Entries with figure data
'''

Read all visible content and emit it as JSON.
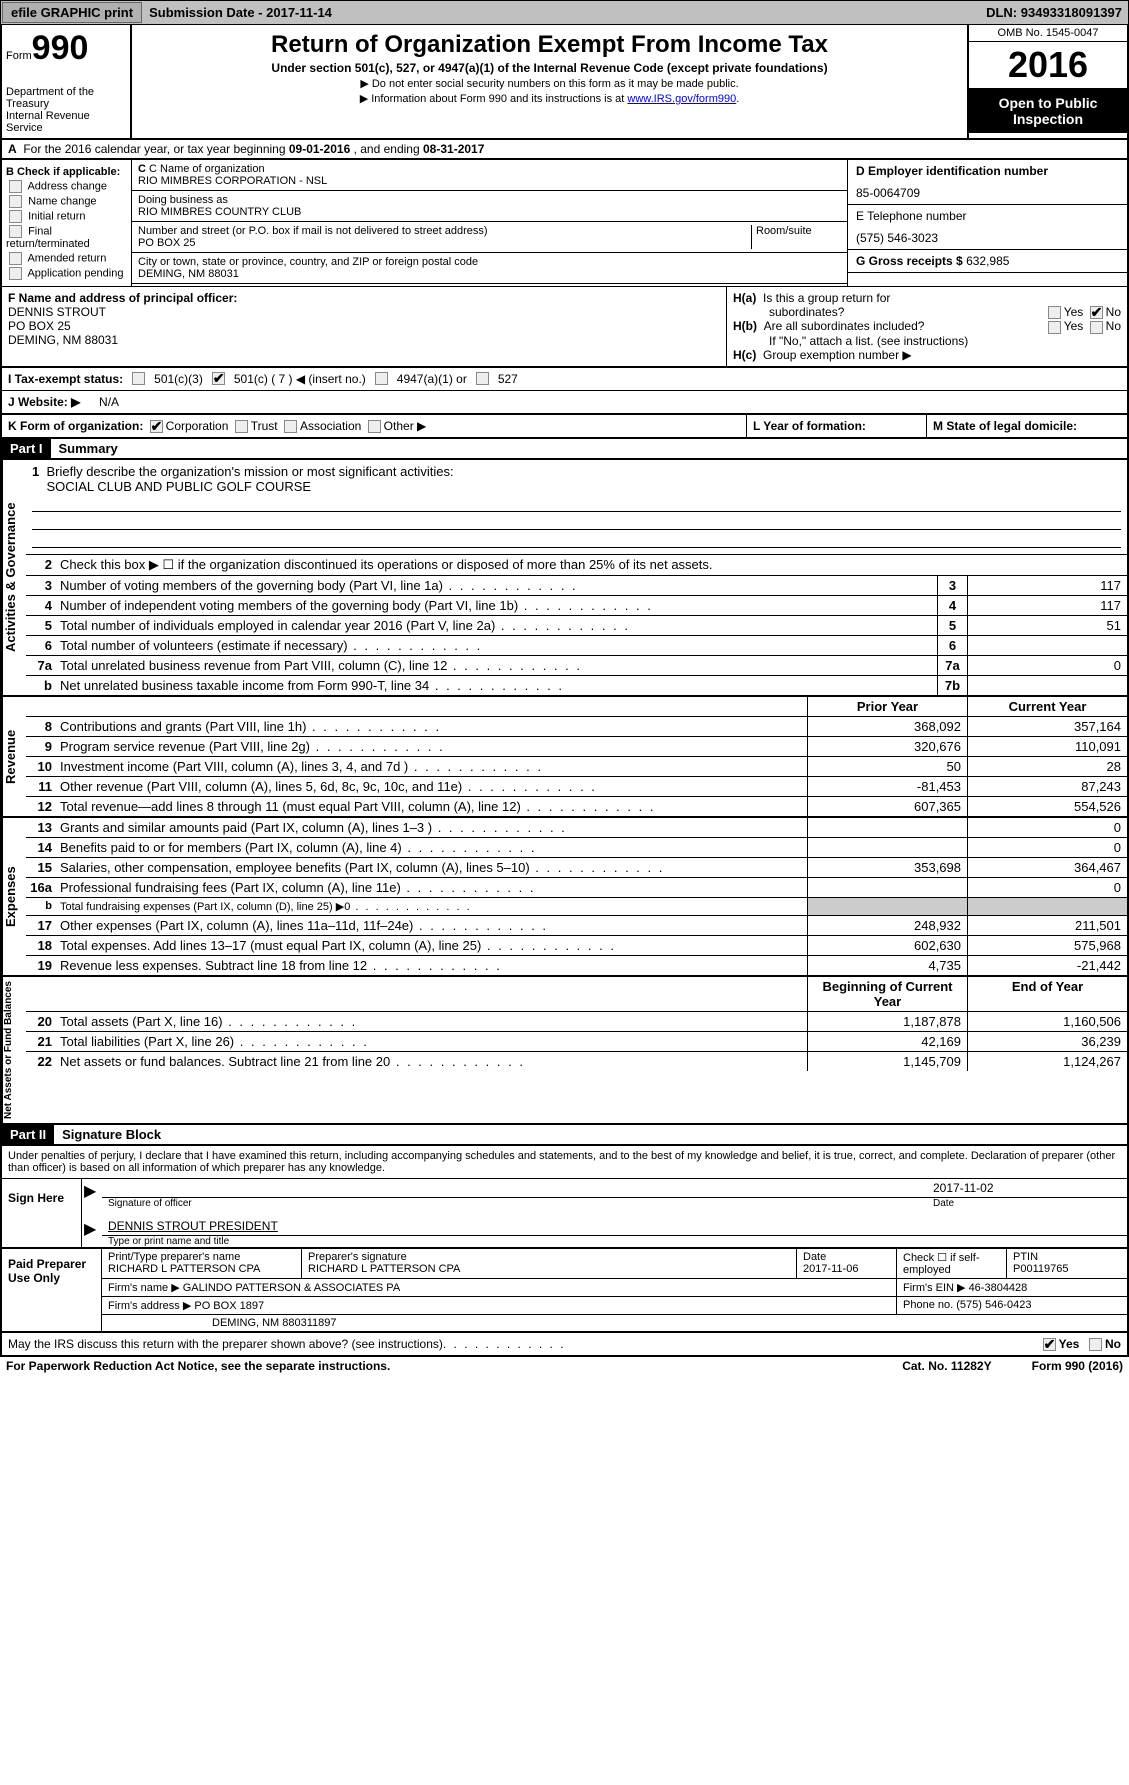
{
  "topbar": {
    "efile": "efile GRAPHIC print",
    "sub_label": "Submission Date -",
    "sub_date": "2017-11-14",
    "dln_label": "DLN:",
    "dln": "93493318091397"
  },
  "header": {
    "form_word": "Form",
    "form_num": "990",
    "dept1": "Department of the Treasury",
    "dept2": "Internal Revenue Service",
    "title": "Return of Organization Exempt From Income Tax",
    "sub": "Under section 501(c), 527, or 4947(a)(1) of the Internal Revenue Code (except private foundations)",
    "line1": "▶ Do not enter social security numbers on this form as it may be made public.",
    "line2_a": "▶ Information about Form 990 and its instructions is at ",
    "line2_link": "www.IRS.gov/form990",
    "omb": "OMB No. 1545-0047",
    "year": "2016",
    "open": "Open to Public Inspection"
  },
  "row_a": {
    "label_a": "A",
    "text": "For the 2016 calendar year, or tax year beginning",
    "begin": "09-01-2016",
    "mid": ", and ending",
    "end": "08-31-2017"
  },
  "col_b": {
    "hdr": "B Check if applicable:",
    "items": [
      "Address change",
      "Name change",
      "Initial return",
      "Final return/terminated",
      "Amended return",
      "Application pending"
    ]
  },
  "col_c": {
    "name_lbl": "C Name of organization",
    "name": "RIO MIMBRES CORPORATION - NSL",
    "dba_lbl": "Doing business as",
    "dba": "RIO MIMBRES COUNTRY CLUB",
    "street_lbl": "Number and street (or P.O. box if mail is not delivered to street address)",
    "room_lbl": "Room/suite",
    "street": "PO BOX 25",
    "city_lbl": "City or town, state or province, country, and ZIP or foreign postal code",
    "city": "DEMING, NM  88031"
  },
  "col_d": {
    "ein_lbl": "D Employer identification number",
    "ein": "85-0064709",
    "tel_lbl": "E Telephone number",
    "tel": "(575) 546-3023",
    "gross_lbl": "G Gross receipts $",
    "gross": "632,985"
  },
  "sec_f": {
    "lbl": "F  Name and address of principal officer:",
    "name": "DENNIS STROUT",
    "addr1": "PO BOX 25",
    "addr2": "DEMING, NM   88031"
  },
  "sec_h": {
    "ha_lbl": "H(a)",
    "ha_q1": "Is this a group return for",
    "ha_q2": "subordinates?",
    "yes": "Yes",
    "no": "No",
    "hb_lbl": "H(b)",
    "hb_q": "Are all subordinates included?",
    "hb_note": "If \"No,\" attach a list. (see instructions)",
    "hc_lbl": "H(c)",
    "hc_q": "Group exemption number ▶"
  },
  "row_i": {
    "lbl": "I  Tax-exempt status:",
    "o1": "501(c)(3)",
    "o2": "501(c) ( 7 ) ◀ (insert no.)",
    "o3": "4947(a)(1) or",
    "o4": "527"
  },
  "row_j": {
    "lbl": "J  Website: ▶",
    "val": "N/A"
  },
  "row_k": {
    "k": "K Form of organization:",
    "c": "Corporation",
    "t": "Trust",
    "a": "Association",
    "o": "Other ▶",
    "l": "L Year of formation:",
    "m": "M State of legal domicile:"
  },
  "part1": {
    "hdr": "Part I",
    "title": "Summary"
  },
  "gov": {
    "tab": "Activities & Governance",
    "l1": "Briefly describe the organization's mission or most significant activities:",
    "l1v": "SOCIAL CLUB AND PUBLIC GOLF COURSE",
    "l2": "Check this box ▶ ☐  if the organization discontinued its operations or disposed of more than 25% of its net assets.",
    "l3": "Number of voting members of the governing body (Part VI, line 1a)",
    "l3v": "117",
    "l4": "Number of independent voting members of the governing body (Part VI, line 1b)",
    "l4v": "117",
    "l5": "Total number of individuals employed in calendar year 2016 (Part V, line 2a)",
    "l5v": "51",
    "l6": "Total number of volunteers (estimate if necessary)",
    "l7a": "Total unrelated business revenue from Part VIII, column (C), line 12",
    "l7av": "0",
    "l7b": "Net unrelated business taxable income from Form 990-T, line 34"
  },
  "rev": {
    "tab": "Revenue",
    "hdr_prior": "Prior Year",
    "hdr_curr": "Current Year",
    "rows": [
      {
        "n": "8",
        "d": "Contributions and grants (Part VIII, line 1h)",
        "p": "368,092",
        "c": "357,164"
      },
      {
        "n": "9",
        "d": "Program service revenue (Part VIII, line 2g)",
        "p": "320,676",
        "c": "110,091"
      },
      {
        "n": "10",
        "d": "Investment income (Part VIII, column (A), lines 3, 4, and 7d )",
        "p": "50",
        "c": "28"
      },
      {
        "n": "11",
        "d": "Other revenue (Part VIII, column (A), lines 5, 6d, 8c, 9c, 10c, and 11e)",
        "p": "-81,453",
        "c": "87,243"
      },
      {
        "n": "12",
        "d": "Total revenue—add lines 8 through 11 (must equal Part VIII, column (A), line 12)",
        "p": "607,365",
        "c": "554,526"
      }
    ]
  },
  "exp": {
    "tab": "Expenses",
    "rows": [
      {
        "n": "13",
        "d": "Grants and similar amounts paid (Part IX, column (A), lines 1–3 )",
        "p": "",
        "c": "0"
      },
      {
        "n": "14",
        "d": "Benefits paid to or for members (Part IX, column (A), line 4)",
        "p": "",
        "c": "0"
      },
      {
        "n": "15",
        "d": "Salaries, other compensation, employee benefits (Part IX, column (A), lines 5–10)",
        "p": "353,698",
        "c": "364,467"
      },
      {
        "n": "16a",
        "d": "Professional fundraising fees (Part IX, column (A), line 11e)",
        "p": "",
        "c": "0"
      },
      {
        "n": "b",
        "d": "Total fundraising expenses (Part IX, column (D), line 25) ▶0",
        "p": "",
        "c": "",
        "shade": true,
        "small": true
      },
      {
        "n": "17",
        "d": "Other expenses (Part IX, column (A), lines 11a–11d, 11f–24e)",
        "p": "248,932",
        "c": "211,501"
      },
      {
        "n": "18",
        "d": "Total expenses. Add lines 13–17 (must equal Part IX, column (A), line 25)",
        "p": "602,630",
        "c": "575,968"
      },
      {
        "n": "19",
        "d": "Revenue less expenses. Subtract line 18 from line 12",
        "p": "4,735",
        "c": "-21,442"
      }
    ]
  },
  "net": {
    "tab": "Net Assets or Fund Balances",
    "hdr_prior": "Beginning of Current Year",
    "hdr_curr": "End of Year",
    "rows": [
      {
        "n": "20",
        "d": "Total assets (Part X, line 16)",
        "p": "1,187,878",
        "c": "1,160,506"
      },
      {
        "n": "21",
        "d": "Total liabilities (Part X, line 26)",
        "p": "42,169",
        "c": "36,239"
      },
      {
        "n": "22",
        "d": "Net assets or fund balances. Subtract line 21 from line 20",
        "p": "1,145,709",
        "c": "1,124,267"
      }
    ]
  },
  "part2": {
    "hdr": "Part II",
    "title": "Signature Block"
  },
  "sig": {
    "intro": "Under penalties of perjury, I declare that I have examined this return, including accompanying schedules and statements, and to the best of my knowledge and belief, it is true, correct, and complete. Declaration of preparer (other than officer) is based on all information of which preparer has any knowledge.",
    "left": "Sign Here",
    "date": "2017-11-02",
    "sig_lbl": "Signature of officer",
    "date_lbl": "Date",
    "name": "DENNIS STROUT PRESIDENT",
    "name_lbl": "Type or print name and title"
  },
  "prep": {
    "left": "Paid Preparer Use Only",
    "r1": {
      "c1l": "Print/Type preparer's name",
      "c1": "RICHARD L PATTERSON CPA",
      "c2l": "Preparer's signature",
      "c2": "RICHARD L PATTERSON CPA",
      "c3l": "Date",
      "c3": "2017-11-06",
      "c4": "Check ☐ if self-employed",
      "c5l": "PTIN",
      "c5": "P00119765"
    },
    "r2": {
      "c1l": "Firm's name    ▶",
      "c1": "GALINDO PATTERSON & ASSOCIATES PA",
      "c2l": "Firm's EIN ▶",
      "c2": "46-3804428"
    },
    "r3": {
      "c1l": "Firm's address ▶",
      "c1": "PO BOX 1897",
      "c2l": "Phone no.",
      "c2": "(575) 546-0423"
    },
    "r4": "DEMING, NM  880311897"
  },
  "footer": {
    "q": "May the IRS discuss this return with the preparer shown above? (see instructions)",
    "yes": "Yes",
    "no": "No"
  },
  "bottom": {
    "left": "For Paperwork Reduction Act Notice, see the separate instructions.",
    "mid": "Cat. No. 11282Y",
    "right": "Form 990 (2016)"
  }
}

'''

WRITTEN INSTRUCTION: Collect, from the material above, every line containing the word "lines".

COMPLETE RESPONSE:
        "d": "Investment income (Part VIII, column (A), lines 3, 4, and 7d )",
        "d": "Other revenue (Part VIII, column (A), lines 5, 6d, 8c, 9c, 10c, and 11e)",
        "d": "Total revenue—add lines 8 through 11 (must equal Part VIII, column (A), line 12)",
        "d": "Grants and similar amounts paid (Part IX, column (A), lines 1–3 )",
        "d": "Salaries, other compensation, employee benefits (Part IX, column (A), lines 5–10)",
        "d": "Other expenses (Part IX, column (A), lines 11a–11d, 11f–24e)",
        "d": "Total expenses. Add lines 13–17 (must equal Part IX, column (A), line 25)",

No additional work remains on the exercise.